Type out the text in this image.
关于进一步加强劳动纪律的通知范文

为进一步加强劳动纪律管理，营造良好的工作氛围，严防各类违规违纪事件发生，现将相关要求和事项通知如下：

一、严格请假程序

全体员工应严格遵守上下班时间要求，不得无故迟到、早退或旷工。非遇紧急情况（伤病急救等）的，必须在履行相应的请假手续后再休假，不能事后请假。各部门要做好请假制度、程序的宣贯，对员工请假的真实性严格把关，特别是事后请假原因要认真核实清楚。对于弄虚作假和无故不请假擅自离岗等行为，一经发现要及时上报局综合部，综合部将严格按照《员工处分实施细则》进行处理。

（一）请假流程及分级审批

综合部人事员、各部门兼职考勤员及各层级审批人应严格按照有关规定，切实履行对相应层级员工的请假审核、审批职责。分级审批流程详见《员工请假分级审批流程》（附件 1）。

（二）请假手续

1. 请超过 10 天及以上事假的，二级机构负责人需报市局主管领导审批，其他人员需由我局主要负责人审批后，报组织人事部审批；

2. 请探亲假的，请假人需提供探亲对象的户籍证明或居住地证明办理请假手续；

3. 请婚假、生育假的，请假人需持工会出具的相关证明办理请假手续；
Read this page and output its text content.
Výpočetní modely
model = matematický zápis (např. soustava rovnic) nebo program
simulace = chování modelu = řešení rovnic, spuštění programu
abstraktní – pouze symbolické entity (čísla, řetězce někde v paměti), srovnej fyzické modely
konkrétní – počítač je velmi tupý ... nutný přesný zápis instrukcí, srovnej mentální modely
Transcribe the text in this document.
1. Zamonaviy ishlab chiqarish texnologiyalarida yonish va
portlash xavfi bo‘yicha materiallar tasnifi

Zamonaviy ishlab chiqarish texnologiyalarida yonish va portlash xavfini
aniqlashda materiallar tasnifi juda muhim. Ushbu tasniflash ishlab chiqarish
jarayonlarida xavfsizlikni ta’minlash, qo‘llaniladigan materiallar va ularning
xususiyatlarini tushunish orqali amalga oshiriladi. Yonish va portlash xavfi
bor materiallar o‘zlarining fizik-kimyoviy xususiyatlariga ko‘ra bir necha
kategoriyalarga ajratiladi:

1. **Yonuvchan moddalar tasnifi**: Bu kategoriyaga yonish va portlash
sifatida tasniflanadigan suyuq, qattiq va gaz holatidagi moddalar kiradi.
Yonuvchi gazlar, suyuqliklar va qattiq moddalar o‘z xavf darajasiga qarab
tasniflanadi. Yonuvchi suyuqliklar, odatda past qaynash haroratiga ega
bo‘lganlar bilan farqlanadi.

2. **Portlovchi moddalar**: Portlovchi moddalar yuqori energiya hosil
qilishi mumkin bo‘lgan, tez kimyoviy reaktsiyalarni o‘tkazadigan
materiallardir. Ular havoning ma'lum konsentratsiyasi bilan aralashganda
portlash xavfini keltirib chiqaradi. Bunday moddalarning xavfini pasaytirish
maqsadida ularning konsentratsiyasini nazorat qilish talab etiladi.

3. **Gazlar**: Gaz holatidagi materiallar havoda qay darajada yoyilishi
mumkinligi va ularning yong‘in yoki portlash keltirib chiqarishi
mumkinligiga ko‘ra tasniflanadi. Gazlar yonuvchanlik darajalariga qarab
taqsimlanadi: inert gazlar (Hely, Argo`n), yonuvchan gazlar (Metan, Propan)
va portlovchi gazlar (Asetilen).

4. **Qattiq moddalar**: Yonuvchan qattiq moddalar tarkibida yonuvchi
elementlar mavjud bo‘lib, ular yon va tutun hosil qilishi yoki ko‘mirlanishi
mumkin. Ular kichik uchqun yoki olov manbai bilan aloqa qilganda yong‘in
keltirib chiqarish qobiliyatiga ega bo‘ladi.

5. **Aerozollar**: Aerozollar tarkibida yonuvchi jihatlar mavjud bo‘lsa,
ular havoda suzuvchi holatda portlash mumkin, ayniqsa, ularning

★ ★ ★

→ What the exercise asks
Give an exact copy of all the data shown above.

→ Result below
Type out the text in this image.
关于进一步加强劳动纪律的通知范文

为进一步加强劳动纪律管理，营造良好的工作氛围，严防各类违规违纪事件发生，现将相关要求和事项通知如下：

一、严格请假程序

全体员工应严格遵守上下班时间要求，不得无故迟到、早退或旷工。非遇紧急情况（伤病急救等）的，必须在履行相应的请假手续后再休假，不能事后请假。各部门要做好请假制度、程序的宣贯，对员工请假的真实性严格把关，特别是事后请假原因要认真核实清楚。对于弄虚作假和无故不请假擅自离岗等行为，一经发现要及时上报局综合部，综合部将严格按照《员工处分实施细则》进行处理。

（一）请假流程及分级审批

综合部人事员、各部门兼职考勤员及各层级审批人应严格按照有关规定，切实履行对相应层级员工的请假审核、审批职责。分级审批流程详见《员工请假分级审批流程》（附件 1）。

（二）请假手续

1. 请超过 10 天及以上事假的，二级机构负责人需报市局主管领导审批，其他人员需由我局主要负责人审批后，报组织人事部审批；

2. 请探亲假的，请假人需提供探亲对象的户籍证明或居住地证明办理请假手续；

3. 请婚假、生育假的，请假人需持工会出具的相关证明办理请假手续；
Read this page and output its text content.
Výpočetní modely
model = matematický zápis (např. soustava rovnic) nebo program
simulace = chování modelu = řešení rovnic, spuštění programu
abstraktní – pouze symbolické entity (čísla, řetězce někde v paměti), srovnej fyzické modely
konkrétní – počítač je velmi tupý ... nutný přesný zápis instrukcí, srovnej mentální modely
Transcribe the text in this document.
1. Zamonaviy ishlab chiqarish texnologiyalarida yonish va
portlash xavfi bo‘yicha materiallar tasnifi

Zamonaviy ishlab chiqarish texnologiyalarida yonish va portlash xavfini
aniqlashda materiallar tasnifi juda muhim. Ushbu tasniflash ishlab chiqarish
jarayonlarida xavfsizlikni ta’minlash, qo‘llaniladigan materiallar va ularning
xususiyatlarini tushunish orqali amalga oshiriladi. Yonish va portlash xavfi
bor materiallar o‘zlarining fizik-kimyoviy xususiyatlariga ko‘ra bir necha
kategoriyalarga ajratiladi:

1. **Yonuvchan moddalar tasnifi**: Bu kategoriyaga yonish va portlash
sifatida tasniflanadigan suyuq, qattiq va gaz holatidagi moddalar kiradi.
Yonuvchi gazlar, suyuqliklar va qattiq moddalar o‘z xavf darajasiga qarab
tasniflanadi. Yonuvchi suyuqliklar, odatda past qaynash haroratiga ega
bo‘lganlar bilan farqlanadi.

2. **Portlovchi moddalar**: Portlovchi moddalar yuqori energiya hosil
qilishi mumkin bo‘lgan, tez kimyoviy reaktsiyalarni o‘tkazadigan
materiallardir. Ular havoning ma'lum konsentratsiyasi bilan aralashganda
portlash xavfini keltirib chiqaradi. Bunday moddalarning xavfini pasaytirish
maqsadida ularning konsentratsiyasini nazorat qilish talab etiladi.

3. **Gazlar**: Gaz holatidagi materiallar havoda qay darajada yoyilishi
mumkinligi va ularning yong‘in yoki portlash keltirib chiqarishi
mumkinligiga ko‘ra tasniflanadi. Gazlar yonuvchanlik darajalariga qarab
taqsimlanadi: inert gazlar (Hely, Argo`n), yonuvchan gazlar (Metan, Propan)
va portlovchi gazlar (Asetilen).

4. **Qattiq moddalar**: Yonuvchan qattiq moddalar tarkibida yonuvchi
elementlar mavjud bo‘lib, ular yon va tutun hosil qilishi yoki ko‘mirlanishi
mumkin. Ular kichik uchqun yoki olov manbai bilan aloqa qilganda yong‘in
keltirib chiqarish qobiliyatiga ega bo‘ladi.

5. **Aerozollar**: Aerozollar tarkibida yonuvchi jihatlar mavjud bo‘lsa,
ular havoda suzuvchi holatda portlash mumkin, ayniqsa, ularning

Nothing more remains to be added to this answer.